=== Material for this exercise ===
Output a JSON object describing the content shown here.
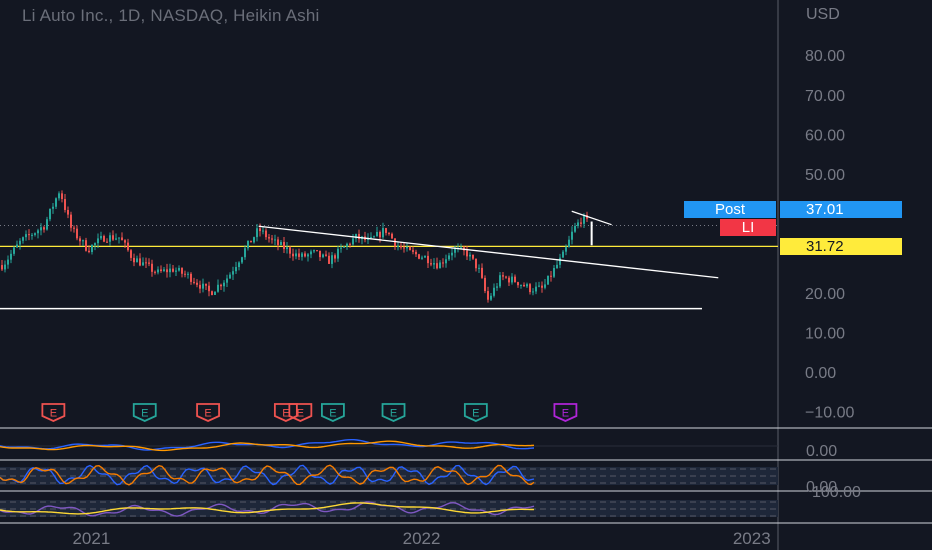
{
  "header": {
    "title": "Li Auto Inc., 1D, NASDAQ, Heikin Ashi"
  },
  "price_axis": {
    "currency": "USD",
    "ticks": [
      "80.00",
      "70.00",
      "60.00",
      "50.00",
      "20.00",
      "10.00",
      "0.00",
      "−10.00"
    ],
    "osc_ticks": [
      "0.00",
      "0.00",
      "100.00"
    ]
  },
  "time_axis": {
    "ticks": [
      "2021",
      "2022",
      "2023"
    ]
  },
  "labels": {
    "post_label": "Post",
    "post_price": "37.01",
    "symbol": "LI",
    "level_price": "31.72"
  },
  "events": {
    "letter": "E",
    "items": [
      {
        "x_date": "2020-11-20",
        "result": "miss"
      },
      {
        "x_date": "2021-03-01",
        "result": "beat"
      },
      {
        "x_date": "2021-05-10",
        "result": "miss"
      },
      {
        "x_date": "2021-08-04",
        "result": "miss"
      },
      {
        "x_date": "2021-08-20",
        "result": "miss"
      },
      {
        "x_date": "2021-09-25",
        "result": "beat"
      },
      {
        "x_date": "2021-12-01",
        "result": "beat"
      },
      {
        "x_date": "2022-03-02",
        "result": "beat"
      },
      {
        "x_date": "2022-06-09",
        "result": "upcoming"
      }
    ]
  },
  "colors": {
    "background": "#131722",
    "up": "#26a69a",
    "down": "#ef5350",
    "level_line": "#ffeb3b",
    "post_badge": "#2196f3",
    "symbol_badge": "#f23645",
    "trendline": "#ffffff",
    "upcoming_event": "#b025d8"
  },
  "chart_data": {
    "type": "candlestick",
    "x_range": [
      "2020-09-22",
      "2023-01-30"
    ],
    "ylim": [
      -10,
      90
    ],
    "y_scale": "linear",
    "grid": false,
    "candles": [
      [
        "2020-09-25",
        27
      ],
      [
        "2020-10-15",
        33
      ],
      [
        "2020-11-10",
        37
      ],
      [
        "2020-11-27",
        46
      ],
      [
        "2020-12-10",
        36
      ],
      [
        "2020-12-28",
        31
      ],
      [
        "2021-01-15",
        34
      ],
      [
        "2021-02-01",
        34
      ],
      [
        "2021-02-15",
        29
      ],
      [
        "2021-03-01",
        27
      ],
      [
        "2021-03-15",
        25
      ],
      [
        "2021-04-01",
        26
      ],
      [
        "2021-04-20",
        24
      ],
      [
        "2021-05-12",
        20
      ],
      [
        "2021-06-01",
        24
      ],
      [
        "2021-06-20",
        31
      ],
      [
        "2021-07-05",
        36
      ],
      [
        "2021-07-20",
        33
      ],
      [
        "2021-08-05",
        31
      ],
      [
        "2021-08-20",
        29
      ],
      [
        "2021-09-05",
        30
      ],
      [
        "2021-09-20",
        28
      ],
      [
        "2021-10-05",
        31
      ],
      [
        "2021-10-20",
        34
      ],
      [
        "2021-11-05",
        33
      ],
      [
        "2021-11-22",
        36
      ],
      [
        "2021-12-05",
        32
      ],
      [
        "2021-12-20",
        30
      ],
      [
        "2022-01-05",
        29
      ],
      [
        "2022-01-20",
        27
      ],
      [
        "2022-02-05",
        31
      ],
      [
        "2022-02-20",
        30
      ],
      [
        "2022-03-05",
        26
      ],
      [
        "2022-03-15",
        18
      ],
      [
        "2022-03-30",
        24
      ],
      [
        "2022-04-15",
        23
      ],
      [
        "2022-05-01",
        21
      ],
      [
        "2022-05-15",
        21
      ],
      [
        "2022-05-28",
        26
      ],
      [
        "2022-06-08",
        30
      ],
      [
        "2022-06-18",
        36
      ],
      [
        "2022-06-28",
        39
      ],
      [
        "2022-07-06",
        37
      ]
    ],
    "horizontal_levels": [
      31.72,
      16.0
    ],
    "trendlines": [
      {
        "from": [
          "2021-07-05",
          36.8
        ],
        "to": [
          "2022-11-25",
          23.8
        ]
      },
      {
        "from": [
          "2022-06-16",
          40.6
        ],
        "to": [
          "2022-07-30",
          37.2
        ]
      }
    ]
  }
}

=== Exercise objective ===
Print every record above exactly as written, leaving out the pictures.

=== Reply ===
Output a JSON object describing the content shown here.
{
  "header": {
    "title": "Li Auto Inc., 1D, NASDAQ, Heikin Ashi"
  },
  "price_axis": {
    "currency": "USD",
    "ticks": [
      "80.00",
      "70.00",
      "60.00",
      "50.00",
      "20.00",
      "10.00",
      "0.00",
      "−10.00"
    ],
    "osc_ticks": [
      "0.00",
      "0.00",
      "100.00"
    ]
  },
  "time_axis": {
    "ticks": [
      "2021",
      "2022",
      "2023"
    ]
  },
  "labels": {
    "post_label": "Post",
    "post_price": "37.01",
    "symbol": "LI",
    "level_price": "31.72"
  },
  "events": {
    "letter": "E",
    "items": [
      {
        "x_date": "2020-11-20",
        "result": "miss"
      },
      {
        "x_date": "2021-03-01",
        "result": "beat"
      },
      {
        "x_date": "2021-05-10",
        "result": "miss"
      },
      {
        "x_date": "2021-08-04",
        "result": "miss"
      },
      {
        "x_date": "2021-08-20",
        "result": "miss"
      },
      {
        "x_date": "2021-09-25",
        "result": "beat"
      },
      {
        "x_date": "2021-12-01",
        "result": "beat"
      },
      {
        "x_date": "2022-03-02",
        "result": "beat"
      },
      {
        "x_date": "2022-06-09",
        "result": "upcoming"
      }
    ]
  },
  "colors": {
    "background": "#131722",
    "up": "#26a69a",
    "down": "#ef5350",
    "level_line": "#ffeb3b",
    "post_badge": "#2196f3",
    "symbol_badge": "#f23645",
    "trendline": "#ffffff",
    "upcoming_event": "#b025d8"
  },
  "chart_data": {
    "type": "candlestick",
    "x_range": [
      "2020-09-22",
      "2023-01-30"
    ],
    "ylim": [
      -10,
      90
    ],
    "y_scale": "linear",
    "grid": false,
    "candles": [
      [
        "2020-09-25",
        27
      ],
      [
        "2020-10-15",
        33
      ],
      [
        "2020-11-10",
        37
      ],
      [
        "2020-11-27",
        46
      ],
      [
        "2020-12-10",
        36
      ],
      [
        "2020-12-28",
        31
      ],
      [
        "2021-01-15",
        34
      ],
      [
        "2021-02-01",
        34
      ],
      [
        "2021-02-15",
        29
      ],
      [
        "2021-03-01",
        27
      ],
      [
        "2021-03-15",
        25
      ],
      [
        "2021-04-01",
        26
      ],
      [
        "2021-04-20",
        24
      ],
      [
        "2021-05-12",
        20
      ],
      [
        "2021-06-01",
        24
      ],
      [
        "2021-06-20",
        31
      ],
      [
        "2021-07-05",
        36
      ],
      [
        "2021-07-20",
        33
      ],
      [
        "2021-08-05",
        31
      ],
      [
        "2021-08-20",
        29
      ],
      [
        "2021-09-05",
        30
      ],
      [
        "2021-09-20",
        28
      ],
      [
        "2021-10-05",
        31
      ],
      [
        "2021-10-20",
        34
      ],
      [
        "2021-11-05",
        33
      ],
      [
        "2021-11-22",
        36
      ],
      [
        "2021-12-05",
        32
      ],
      [
        "2021-12-20",
        30
      ],
      [
        "2022-01-05",
        29
      ],
      [
        "2022-01-20",
        27
      ],
      [
        "2022-02-05",
        31
      ],
      [
        "2022-02-20",
        30
      ],
      [
        "2022-03-05",
        26
      ],
      [
        "2022-03-15",
        18
      ],
      [
        "2022-03-30",
        24
      ],
      [
        "2022-04-15",
        23
      ],
      [
        "2022-05-01",
        21
      ],
      [
        "2022-05-15",
        21
      ],
      [
        "2022-05-28",
        26
      ],
      [
        "2022-06-08",
        30
      ],
      [
        "2022-06-18",
        36
      ],
      [
        "2022-06-28",
        39
      ],
      [
        "2022-07-06",
        37
      ]
    ],
    "horizontal_levels": [
      31.72,
      16.0
    ],
    "trendlines": [
      {
        "from": [
          "2021-07-05",
          36.8
        ],
        "to": [
          "2022-11-25",
          23.8
        ]
      },
      {
        "from": [
          "2022-06-16",
          40.6
        ],
        "to": [
          "2022-07-30",
          37.2
        ]
      }
    ]
  }
}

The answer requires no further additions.